GIVEN REQUEST
Could you transcribe the material below exactly, without leaving out a single line?

DATA ENTRIES
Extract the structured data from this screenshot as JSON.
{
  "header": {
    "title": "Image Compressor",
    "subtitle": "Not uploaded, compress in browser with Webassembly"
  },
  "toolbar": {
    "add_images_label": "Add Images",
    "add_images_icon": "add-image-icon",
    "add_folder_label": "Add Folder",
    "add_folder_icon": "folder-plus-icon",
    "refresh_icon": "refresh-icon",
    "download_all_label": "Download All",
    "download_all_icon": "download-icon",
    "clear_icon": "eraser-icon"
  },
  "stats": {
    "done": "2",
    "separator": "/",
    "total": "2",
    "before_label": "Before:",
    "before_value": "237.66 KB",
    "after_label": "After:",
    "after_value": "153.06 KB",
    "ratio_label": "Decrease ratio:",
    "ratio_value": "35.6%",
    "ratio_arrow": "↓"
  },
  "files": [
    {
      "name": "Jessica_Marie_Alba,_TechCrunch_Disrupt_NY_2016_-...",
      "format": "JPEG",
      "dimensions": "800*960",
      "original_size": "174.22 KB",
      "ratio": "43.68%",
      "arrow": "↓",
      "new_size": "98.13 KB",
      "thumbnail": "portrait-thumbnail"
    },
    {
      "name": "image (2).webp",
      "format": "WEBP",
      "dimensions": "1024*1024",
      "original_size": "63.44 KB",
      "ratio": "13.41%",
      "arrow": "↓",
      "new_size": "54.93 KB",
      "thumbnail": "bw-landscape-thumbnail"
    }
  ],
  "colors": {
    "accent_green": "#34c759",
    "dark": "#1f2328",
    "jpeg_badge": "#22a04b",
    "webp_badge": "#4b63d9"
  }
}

TASK RESPONSE
Extract the structured data from this screenshot as JSON.
{
  "header": {
    "title": "Image Compressor",
    "subtitle": "Not uploaded, compress in browser with Webassembly"
  },
  "toolbar": {
    "add_images_label": "Add Images",
    "add_images_icon": "add-image-icon",
    "add_folder_label": "Add Folder",
    "add_folder_icon": "folder-plus-icon",
    "refresh_icon": "refresh-icon",
    "download_all_label": "Download All",
    "download_all_icon": "download-icon",
    "clear_icon": "eraser-icon"
  },
  "stats": {
    "done": "2",
    "separator": "/",
    "total": "2",
    "before_label": "Before:",
    "before_value": "237.66 KB",
    "after_label": "After:",
    "after_value": "153.06 KB",
    "ratio_label": "Decrease ratio:",
    "ratio_value": "35.6%",
    "ratio_arrow": "↓"
  },
  "files": [
    {
      "name": "Jessica_Marie_Alba,_TechCrunch_Disrupt_NY_2016_-...",
      "format": "JPEG",
      "dimensions": "800*960",
      "original_size": "174.22 KB",
      "ratio": "43.68%",
      "arrow": "↓",
      "new_size": "98.13 KB",
      "thumbnail": "portrait-thumbnail"
    },
    {
      "name": "image (2).webp",
      "format": "WEBP",
      "dimensions": "1024*1024",
      "original_size": "63.44 KB",
      "ratio": "13.41%",
      "arrow": "↓",
      "new_size": "54.93 KB",
      "thumbnail": "bw-landscape-thumbnail"
    }
  ],
  "colors": {
    "accent_green": "#34c759",
    "dark": "#1f2328",
    "jpeg_badge": "#22a04b",
    "webp_badge": "#4b63d9"
  }
}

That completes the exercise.